**MATERIAL PROVIDED:**
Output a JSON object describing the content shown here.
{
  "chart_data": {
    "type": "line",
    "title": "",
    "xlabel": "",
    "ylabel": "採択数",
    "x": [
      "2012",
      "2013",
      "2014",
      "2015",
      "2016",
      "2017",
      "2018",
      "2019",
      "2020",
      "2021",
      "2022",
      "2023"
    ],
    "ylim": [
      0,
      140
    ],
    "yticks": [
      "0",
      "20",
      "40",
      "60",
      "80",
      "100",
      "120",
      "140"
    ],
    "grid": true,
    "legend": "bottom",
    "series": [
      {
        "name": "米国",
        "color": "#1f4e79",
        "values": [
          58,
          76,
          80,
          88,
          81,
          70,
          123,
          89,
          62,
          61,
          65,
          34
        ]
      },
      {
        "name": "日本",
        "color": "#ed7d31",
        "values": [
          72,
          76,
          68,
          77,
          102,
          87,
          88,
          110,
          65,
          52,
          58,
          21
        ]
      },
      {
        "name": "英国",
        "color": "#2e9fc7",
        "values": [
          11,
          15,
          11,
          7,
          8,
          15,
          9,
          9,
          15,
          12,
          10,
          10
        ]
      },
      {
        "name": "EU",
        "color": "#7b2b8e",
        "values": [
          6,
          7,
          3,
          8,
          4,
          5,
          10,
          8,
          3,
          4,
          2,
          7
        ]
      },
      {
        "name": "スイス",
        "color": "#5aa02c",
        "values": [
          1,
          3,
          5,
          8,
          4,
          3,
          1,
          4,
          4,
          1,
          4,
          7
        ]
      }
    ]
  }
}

**PROBLEM DESCRIPTION:**
Write out the entries above once more, without altering anything.

**SOLUTION TO THIS TASK:**
Output a JSON object describing the content shown here.
{
  "chart_data": {
    "type": "line",
    "title": "",
    "xlabel": "",
    "ylabel": "採択数",
    "x": [
      "2012",
      "2013",
      "2014",
      "2015",
      "2016",
      "2017",
      "2018",
      "2019",
      "2020",
      "2021",
      "2022",
      "2023"
    ],
    "ylim": [
      0,
      140
    ],
    "yticks": [
      "0",
      "20",
      "40",
      "60",
      "80",
      "100",
      "120",
      "140"
    ],
    "grid": true,
    "legend": "bottom",
    "series": [
      {
        "name": "米国",
        "color": "#1f4e79",
        "values": [
          58,
          76,
          80,
          88,
          81,
          70,
          123,
          89,
          62,
          61,
          65,
          34
        ]
      },
      {
        "name": "日本",
        "color": "#ed7d31",
        "values": [
          72,
          76,
          68,
          77,
          102,
          87,
          88,
          110,
          65,
          52,
          58,
          21
        ]
      },
      {
        "name": "英国",
        "color": "#2e9fc7",
        "values": [
          11,
          15,
          11,
          7,
          8,
          15,
          9,
          9,
          15,
          12,
          10,
          10
        ]
      },
      {
        "name": "EU",
        "color": "#7b2b8e",
        "values": [
          6,
          7,
          3,
          8,
          4,
          5,
          10,
          8,
          3,
          4,
          2,
          7
        ]
      },
      {
        "name": "スイス",
        "color": "#5aa02c",
        "values": [
          1,
          3,
          5,
          8,
          4,
          3,
          1,
          4,
          4,
          1,
          4,
          7
        ]
      }
    ]
  }
}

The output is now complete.